Excerpt provided>
##########

What is the fastest way to ran pytransit inside emcee in multiple-core CPU machine?

TakuNishiumi commented 3 years ago

Describe the bug This is not a bug, just a question. I ran the pytransit inside emcee with pool. It didn't speed up the calculation. What is the fastest way in multiple core CPU server?

To Reproduce We have 64 cores and 128 threads CPU server. The OS is ubuntu 18.04. I ran emcee like this using pytransit inside the log_probability function on the machine.

processers=1
with Pool(processes=processers) as pool:
    sampler = emcee.EnsembleSampler(nwalkers, ndim, log_probability, args = args, pool=pool)

It took 22 minutes. This uses 64 threads. Almost threads shows 99% in htop command. One thread showed CPU% > 6000.

I changed processers=2 and ran the same script. It took 17 minutes.

Finally, I ran this script. This script don't uses pool.

sampler = emcee.EnsembleSampler(nwalkers, ndim, log_probability, args = args)

It took 17 minutes. Do you know why?

##########

Source material>
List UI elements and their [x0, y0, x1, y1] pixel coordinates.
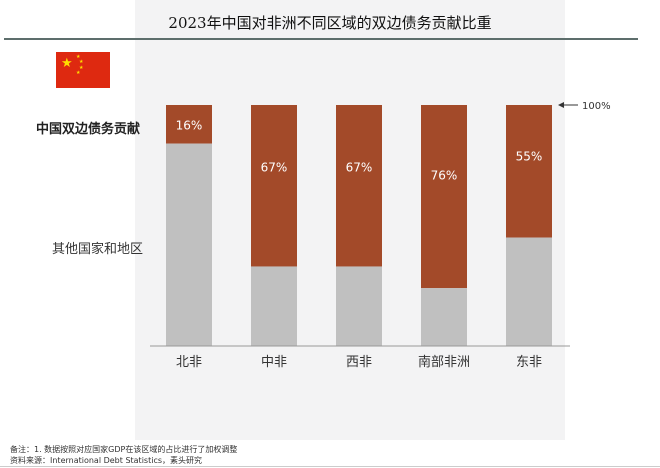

##########

Instruction 1> Reproduce the pytransit and emcee thread word for word, from "processers=1" to "CPU% > 6000.".
Instruction 2> Pick up the forum post about running pytransit inside emcee on a multi-core server, starting right after its last line.

Right answer 1>
processers=1
with Pool(processes=processers) as pool:
    sampler = emcee.EnsembleSampler(nwalkers, ndim, log_probability, args = args, pool=pool)

It took 22 minutes. This uses 64 threads. Almost threads shows 99% in htop command. One thread showed CPU% > 6000.

Right answer 2>
TakuNishiumi commented 3 years ago

With pool, processers=1 1processers

With pool, processers=2 processers2

Without pool without_pool

hpparvi commented 3 years ago

Hi Taku,

There are two straightforward ways to parallelise the code when using PyTransit with emcee. The first one is to use pool like you're doing, in which case you should set the 'NUMBA_NUM_THREADS' environment variable to 1 before running your script to ensure PyTransit isn't trying to parallelise each transit model evaluation separately. The second option is to parallelize the log_posterior function by yourself and giving vectorize=True when initializing the EnsembleSampler. When you do this, the sampler gives a 2D parameter vector array to your log posterior function and expects it to return an array of log posterior values, one per walker.

The second option can be much faster if you're running your code in a single machine with many cores (shared-memory parallelization) rather than in a cluster, as you're doing now. However, it does take a bit more work to set up and is useful only if the computationally heavy parts of the posterior evaluation are parallelized, for example, using OpenMP or OpenCL (for GPU computation).

PyTransit evaluates the transit model in parallel if you give parameter arrays to the evaluate method instead of scalars (you can find details in the example notebooks). This should be much faster than using pool, but only if the transit model evaluation is the most computationally demanding part of the posterior calculation.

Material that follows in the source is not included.